* Begin Source data *

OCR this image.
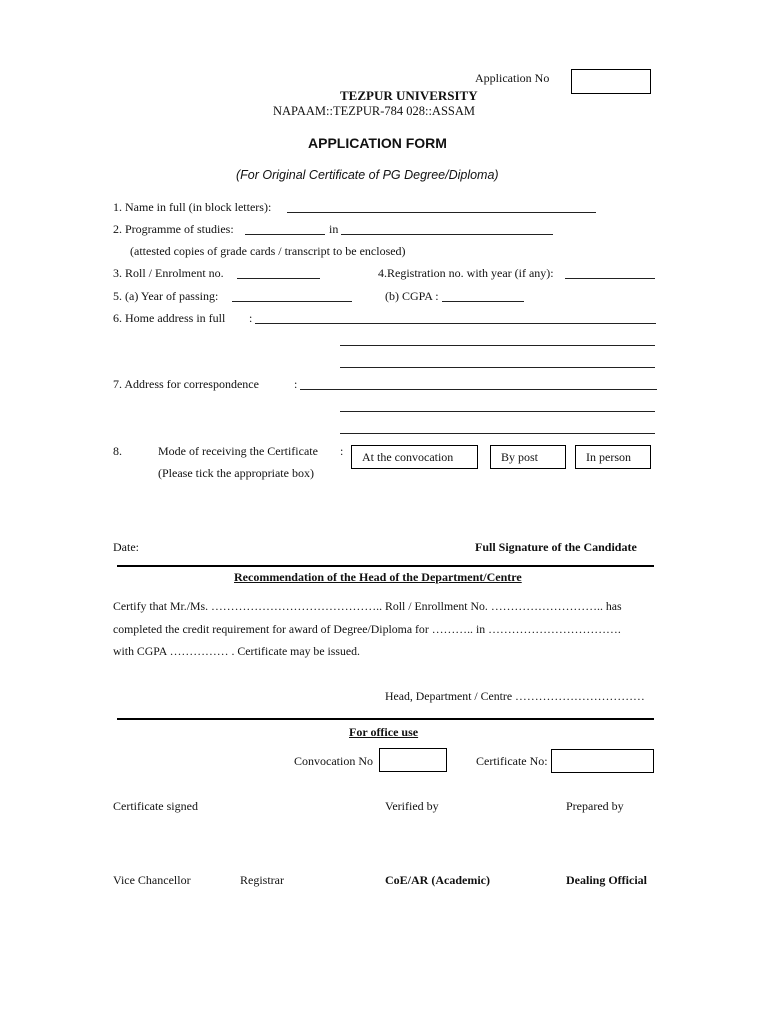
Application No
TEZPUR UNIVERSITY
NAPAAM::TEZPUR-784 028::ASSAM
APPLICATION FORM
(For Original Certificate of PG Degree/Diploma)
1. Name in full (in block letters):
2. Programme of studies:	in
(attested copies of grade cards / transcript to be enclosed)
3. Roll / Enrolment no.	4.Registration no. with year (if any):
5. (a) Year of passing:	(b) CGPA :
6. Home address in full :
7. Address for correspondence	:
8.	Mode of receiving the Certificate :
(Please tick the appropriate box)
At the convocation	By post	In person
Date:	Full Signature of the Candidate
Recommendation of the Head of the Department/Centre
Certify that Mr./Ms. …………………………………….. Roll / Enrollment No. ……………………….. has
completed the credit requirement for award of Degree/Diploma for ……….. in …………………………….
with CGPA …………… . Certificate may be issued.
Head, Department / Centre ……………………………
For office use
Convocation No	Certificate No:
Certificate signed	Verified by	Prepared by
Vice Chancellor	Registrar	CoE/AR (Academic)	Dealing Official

* End Source data *

Transcribe the entries above verbatim, omitting their pictures.

**Full answer**
OCR this image.
Application No
TEZPUR UNIVERSITY
NAPAAM::TEZPUR-784 028::ASSAM
APPLICATION FORM
(For Original Certificate of PG Degree/Diploma)
1. Name in full (in block letters):
2. Programme of studies:	in
(attested copies of grade cards / transcript to be enclosed)
3. Roll / Enrolment no.	4.Registration no. with year (if any):
5. (a) Year of passing:	(b) CGPA :
6. Home address in full :
7. Address for correspondence	:
8.	Mode of receiving the Certificate :
(Please tick the appropriate box)
At the convocation	By post	In person
Date:	Full Signature of the Candidate
Recommendation of the Head of the Department/Centre
Certify that Mr./Ms. …………………………………….. Roll / Enrollment No. ……………………….. has
completed the credit requirement for award of Degree/Diploma for ……….. in …………………………….
with CGPA …………… . Certificate may be issued.
Head, Department / Centre ……………………………
For office use
Convocation No	Certificate No:
Certificate signed	Verified by	Prepared by
Vice Chancellor	Registrar	CoE/AR (Academic)	Dealing Official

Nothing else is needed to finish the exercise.